>> START RECORDS SUPPLIED
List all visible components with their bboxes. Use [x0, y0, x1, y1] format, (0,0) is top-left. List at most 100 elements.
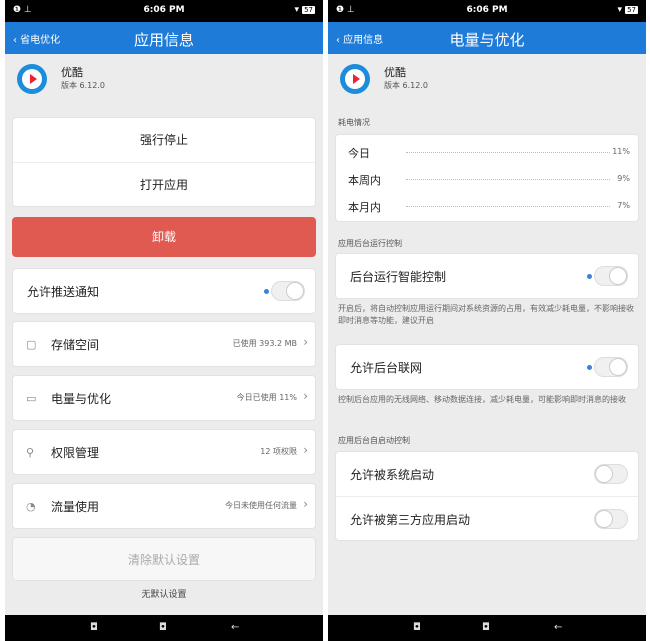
permissions-label: 权限管理 — [51, 446, 100, 460]
storage-label: 存储空间 — [51, 338, 100, 352]
app-header: 优酷 版本 6.12.0 — [328, 54, 646, 106]
app-version: 版本 6.12.0 — [384, 81, 428, 90]
home-icon[interactable]: ◘ — [159, 622, 167, 633]
app-name: 优酷 — [61, 66, 83, 79]
autostart-card: 允许被系统启动 允许被第三方应用启动 — [335, 451, 639, 541]
bg-network-label: 允许后台联网 — [350, 361, 423, 375]
actions-card: 强行停止 打开应用 — [12, 117, 316, 207]
usage-dotted-line — [406, 179, 610, 180]
traffic-row[interactable]: ◔ 流量使用 今日未使用任何流量 › — [13, 484, 315, 528]
back-arrow-icon[interactable]: ← — [231, 622, 239, 633]
status-icons-right: ▾ 57 — [295, 5, 315, 15]
battery-icon: 57 — [302, 6, 315, 14]
system-start-label: 允许被系统启动 — [350, 468, 435, 482]
permissions-row[interactable]: ⚲ 权限管理 12 项权限 › — [13, 430, 315, 474]
open-app-button[interactable]: 打开应用 — [13, 162, 315, 206]
system-nav-bar: ◘ ◘ ← — [5, 615, 323, 641]
storage-card: ▢ 存储空间 已使用 393.2 MB › — [12, 321, 316, 367]
battery-label: 电量与优化 — [51, 392, 112, 406]
battery-optimization-screen: ❶ ⊥ 6:06 PM ▾ 57 ‹ 应用信息 电量与优化 优酷 版本 6.12.… — [328, 0, 646, 641]
battery-icon: 57 — [625, 6, 638, 14]
app-header: 优酷 版本 6.12.0 — [5, 54, 323, 106]
battery-value: 今日已使用 11% — [236, 393, 297, 402]
status-time: 6:06 PM — [143, 5, 185, 15]
third-party-start-row[interactable]: 允许被第三方应用启动 — [336, 496, 638, 540]
third-party-start-toggle[interactable] — [594, 509, 628, 529]
third-party-start-label: 允许被第三方应用启动 — [350, 513, 471, 527]
no-defaults-caption: 无默认设置 — [141, 590, 187, 600]
usage-row: 今日 11% — [336, 138, 638, 165]
screenshot-stage: ❶ ⊥ 6:06 PM ▾ 57 ‹ 省电优化 应用信息 优酷 版本 6.12.0… — [0, 0, 650, 641]
usage-dotted-line — [406, 152, 610, 153]
push-label: 允许推送通知 — [27, 285, 100, 299]
push-card: 允许推送通知 — [12, 268, 316, 314]
recents-icon[interactable]: ◘ — [413, 622, 421, 633]
smart-control-card: 后台运行智能控制 — [335, 253, 639, 299]
pie-chart-icon: ◔ — [26, 500, 36, 513]
system-nav-bar: ◘ ◘ ← — [328, 615, 646, 641]
usage-value: 11% — [612, 147, 630, 156]
chevron-right-icon: › — [303, 443, 308, 457]
page-title: 应用信息 — [133, 31, 194, 49]
usage-card: 今日 11% 本周内 9% 本月内 7% — [335, 134, 639, 222]
status-bar: ❶ ⊥ 6:06 PM ▾ 57 — [5, 0, 323, 22]
storage-icon: ▢ — [26, 338, 37, 351]
app-version: 版本 6.12.0 — [61, 81, 105, 90]
youku-logo-icon — [17, 64, 47, 94]
usage-section-title: 耗电情况 — [338, 118, 370, 127]
status-icons-right: ▾ 57 — [618, 5, 638, 15]
usage-label: 今日 — [348, 147, 370, 160]
bg-network-description: 控制后台应用的无线网络、移动数据连接，减少耗电量，可能影响即时消息的接收 — [338, 395, 626, 404]
battery-card: ▭ 电量与优化 今日已使用 11% › — [12, 375, 316, 421]
title-bar: ‹ 省电优化 应用信息 — [5, 22, 323, 54]
youku-logo-icon — [340, 64, 370, 94]
smart-control-toggle[interactable] — [587, 266, 628, 286]
key-icon: ⚲ — [26, 446, 35, 459]
uninstall-button[interactable]: 卸载 — [12, 217, 316, 257]
recents-icon[interactable]: ◘ — [90, 622, 98, 633]
smart-control-row[interactable]: 后台运行智能控制 — [336, 254, 638, 298]
traffic-label: 流量使用 — [51, 500, 100, 514]
back-arrow-icon[interactable]: ← — [554, 622, 562, 633]
status-bar: ❶ ⊥ 6:06 PM ▾ 57 — [328, 0, 646, 22]
force-stop-button[interactable]: 强行停止 — [13, 118, 315, 162]
usage-value: 7% — [617, 201, 630, 210]
home-icon[interactable]: ◘ — [482, 622, 490, 633]
bg-network-toggle[interactable] — [587, 357, 628, 377]
usage-row: 本周内 9% — [336, 165, 638, 192]
app-info-screen: ❶ ⊥ 6:06 PM ▾ 57 ‹ 省电优化 应用信息 优酷 版本 6.12.0… — [5, 0, 323, 641]
clear-defaults-button[interactable]: 清除默认设置 — [12, 537, 316, 581]
usage-label: 本月内 — [348, 201, 381, 214]
chevron-right-icon: › — [303, 335, 308, 349]
push-notification-row[interactable]: 允许推送通知 — [13, 269, 315, 313]
smart-control-description: 开启后，将自动控制应用运行期间对系统资源的占用，有效减少耗电量，不影响接收即时消… — [338, 304, 634, 325]
wifi-icon: ▾ — [617, 5, 623, 15]
permissions-card: ⚲ 权限管理 12 项权限 › — [12, 429, 316, 475]
wifi-icon: ▾ — [294, 5, 300, 15]
chevron-right-icon: › — [303, 389, 308, 403]
autostart-section-title: 应用后台自启动控制 — [338, 436, 410, 445]
usage-dotted-line — [406, 206, 610, 207]
push-toggle[interactable] — [264, 281, 305, 301]
system-start-row[interactable]: 允许被系统启动 — [336, 452, 638, 496]
battery-level-icon: ▭ — [26, 392, 37, 405]
permissions-value: 12 项权限 — [260, 447, 297, 456]
status-time: 6:06 PM — [466, 5, 508, 15]
system-start-toggle[interactable] — [594, 464, 628, 484]
storage-value: 已使用 393.2 MB — [232, 339, 297, 348]
traffic-value: 今日未使用任何流量 — [225, 501, 297, 510]
page-title: 电量与优化 — [449, 31, 525, 49]
chevron-right-icon: › — [303, 497, 308, 511]
battery-row[interactable]: ▭ 电量与优化 今日已使用 11% › — [13, 376, 315, 420]
traffic-card: ◔ 流量使用 今日未使用任何流量 › — [12, 483, 316, 529]
usage-row: 本月内 7% — [336, 192, 638, 219]
smart-control-label: 后台运行智能控制 — [350, 270, 447, 284]
bg-control-section-title: 应用后台运行控制 — [338, 239, 402, 248]
usage-value: 9% — [617, 174, 630, 183]
bg-network-card: 允许后台联网 — [335, 344, 639, 390]
title-bar: ‹ 应用信息 电量与优化 — [328, 22, 646, 54]
bg-network-row[interactable]: 允许后台联网 — [336, 345, 638, 389]
storage-row[interactable]: ▢ 存储空间 已使用 393.2 MB › — [13, 322, 315, 366]
app-name: 优酷 — [384, 66, 406, 79]
usage-label: 本周内 — [348, 174, 381, 187]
>> END RECORDS SUPPLIED
THE TASK: Write out every line of the items above verbatim, omitting the pictures.

ANSWER BELOW:
List all visible components with their bboxes. Use [x0, y0, x1, y1] format, (0,0) is top-left. List at most 100 elements.
permissions-label: 权限管理 — [51, 446, 100, 460]
storage-label: 存储空间 — [51, 338, 100, 352]
app-header: 优酷 版本 6.12.0 — [328, 54, 646, 106]
app-version: 版本 6.12.0 — [384, 81, 428, 90]
home-icon[interactable]: ◘ — [159, 622, 167, 633]
app-name: 优酷 — [61, 66, 83, 79]
autostart-card: 允许被系统启动 允许被第三方应用启动 — [335, 451, 639, 541]
bg-network-label: 允许后台联网 — [350, 361, 423, 375]
actions-card: 强行停止 打开应用 — [12, 117, 316, 207]
usage-dotted-line — [406, 179, 610, 180]
traffic-row[interactable]: ◔ 流量使用 今日未使用任何流量 › — [13, 484, 315, 528]
back-arrow-icon[interactable]: ← — [231, 622, 239, 633]
status-icons-right: ▾ 57 — [295, 5, 315, 15]
battery-icon: 57 — [302, 6, 315, 14]
system-start-label: 允许被系统启动 — [350, 468, 435, 482]
permissions-row[interactable]: ⚲ 权限管理 12 项权限 › — [13, 430, 315, 474]
open-app-button[interactable]: 打开应用 — [13, 162, 315, 206]
system-nav-bar: ◘ ◘ ← — [5, 615, 323, 641]
storage-card: ▢ 存储空间 已使用 393.2 MB › — [12, 321, 316, 367]
battery-label: 电量与优化 — [51, 392, 112, 406]
battery-optimization-screen: ❶ ⊥ 6:06 PM ▾ 57 ‹ 应用信息 电量与优化 优酷 版本 6.12.… — [328, 0, 646, 641]
battery-icon: 57 — [625, 6, 638, 14]
app-header: 优酷 版本 6.12.0 — [5, 54, 323, 106]
battery-value: 今日已使用 11% — [236, 393, 297, 402]
status-time: 6:06 PM — [143, 5, 185, 15]
third-party-start-row[interactable]: 允许被第三方应用启动 — [336, 496, 638, 540]
third-party-start-toggle[interactable] — [594, 509, 628, 529]
third-party-start-label: 允许被第三方应用启动 — [350, 513, 471, 527]
no-defaults-caption: 无默认设置 — [141, 590, 187, 600]
usage-row: 今日 11% — [336, 138, 638, 165]
screenshot-stage: ❶ ⊥ 6:06 PM ▾ 57 ‹ 省电优化 应用信息 优酷 版本 6.12.0… — [0, 0, 650, 641]
usage-dotted-line — [406, 152, 610, 153]
push-label: 允许推送通知 — [27, 285, 100, 299]
push-card: 允许推送通知 — [12, 268, 316, 314]
recents-icon[interactable]: ◘ — [413, 622, 421, 633]
smart-control-card: 后台运行智能控制 — [335, 253, 639, 299]
pie-chart-icon: ◔ — [26, 500, 36, 513]
system-nav-bar: ◘ ◘ ← — [328, 615, 646, 641]
usage-value: 11% — [612, 147, 630, 156]
chevron-right-icon: › — [303, 443, 308, 457]
page-title: 应用信息 — [133, 31, 194, 49]
usage-card: 今日 11% 本周内 9% 本月内 7% — [335, 134, 639, 222]
status-bar: ❶ ⊥ 6:06 PM ▾ 57 — [5, 0, 323, 22]
storage-icon: ▢ — [26, 338, 37, 351]
app-version: 版本 6.12.0 — [61, 81, 105, 90]
youku-logo-icon — [17, 64, 47, 94]
usage-section-title: 耗电情况 — [338, 118, 370, 127]
status-icons-right: ▾ 57 — [618, 5, 638, 15]
usage-label: 今日 — [348, 147, 370, 160]
bg-network-description: 控制后台应用的无线网络、移动数据连接，减少耗电量，可能影响即时消息的接收 — [338, 395, 626, 404]
battery-card: ▭ 电量与优化 今日已使用 11% › — [12, 375, 316, 421]
title-bar: ‹ 省电优化 应用信息 — [5, 22, 323, 54]
youku-logo-icon — [340, 64, 370, 94]
smart-control-toggle[interactable] — [587, 266, 628, 286]
key-icon: ⚲ — [26, 446, 35, 459]
uninstall-button[interactable]: 卸载 — [12, 217, 316, 257]
recents-icon[interactable]: ◘ — [90, 622, 98, 633]
smart-control-row[interactable]: 后台运行智能控制 — [336, 254, 638, 298]
traffic-label: 流量使用 — [51, 500, 100, 514]
back-arrow-icon[interactable]: ← — [554, 622, 562, 633]
status-bar: ❶ ⊥ 6:06 PM ▾ 57 — [328, 0, 646, 22]
force-stop-button[interactable]: 强行停止 — [13, 118, 315, 162]
usage-value: 7% — [617, 201, 630, 210]
home-icon[interactable]: ◘ — [482, 622, 490, 633]
bg-network-toggle[interactable] — [587, 357, 628, 377]
usage-row: 本周内 9% — [336, 165, 638, 192]
app-info-screen: ❶ ⊥ 6:06 PM ▾ 57 ‹ 省电优化 应用信息 优酷 版本 6.12.0… — [5, 0, 323, 641]
clear-defaults-button[interactable]: 清除默认设置 — [12, 537, 316, 581]
usage-label: 本月内 — [348, 201, 381, 214]
chevron-right-icon: › — [303, 335, 308, 349]
push-notification-row[interactable]: 允许推送通知 — [13, 269, 315, 313]
smart-control-description: 开启后，将自动控制应用运行期间对系统资源的占用，有效减少耗电量，不影响接收即时消… — [338, 304, 634, 325]
wifi-icon: ▾ — [617, 5, 623, 15]
permissions-card: ⚲ 权限管理 12 项权限 › — [12, 429, 316, 475]
wifi-icon: ▾ — [294, 5, 300, 15]
chevron-right-icon: › — [303, 389, 308, 403]
autostart-section-title: 应用后台自启动控制 — [338, 436, 410, 445]
usage-dotted-line — [406, 206, 610, 207]
push-toggle[interactable] — [264, 281, 305, 301]
system-start-row[interactable]: 允许被系统启动 — [336, 452, 638, 496]
battery-level-icon: ▭ — [26, 392, 37, 405]
permissions-value: 12 项权限 — [260, 447, 297, 456]
status-time: 6:06 PM — [466, 5, 508, 15]
system-start-toggle[interactable] — [594, 464, 628, 484]
storage-value: 已使用 393.2 MB — [232, 339, 297, 348]
traffic-value: 今日未使用任何流量 — [225, 501, 297, 510]
page-title: 电量与优化 — [449, 31, 525, 49]
chevron-right-icon: › — [303, 497, 308, 511]
battery-row[interactable]: ▭ 电量与优化 今日已使用 11% › — [13, 376, 315, 420]
traffic-card: ◔ 流量使用 今日未使用任何流量 › — [12, 483, 316, 529]
usage-row: 本月内 7% — [336, 192, 638, 219]
smart-control-label: 后台运行智能控制 — [350, 270, 447, 284]
bg-control-section-title: 应用后台运行控制 — [338, 239, 402, 248]
usage-value: 9% — [617, 174, 630, 183]
bg-network-card: 允许后台联网 — [335, 344, 639, 390]
title-bar: ‹ 应用信息 电量与优化 — [328, 22, 646, 54]
bg-network-row[interactable]: 允许后台联网 — [336, 345, 638, 389]
storage-row[interactable]: ▢ 存储空间 已使用 393.2 MB › — [13, 322, 315, 366]
app-name: 优酷 — [384, 66, 406, 79]
usage-label: 本周内 — [348, 174, 381, 187]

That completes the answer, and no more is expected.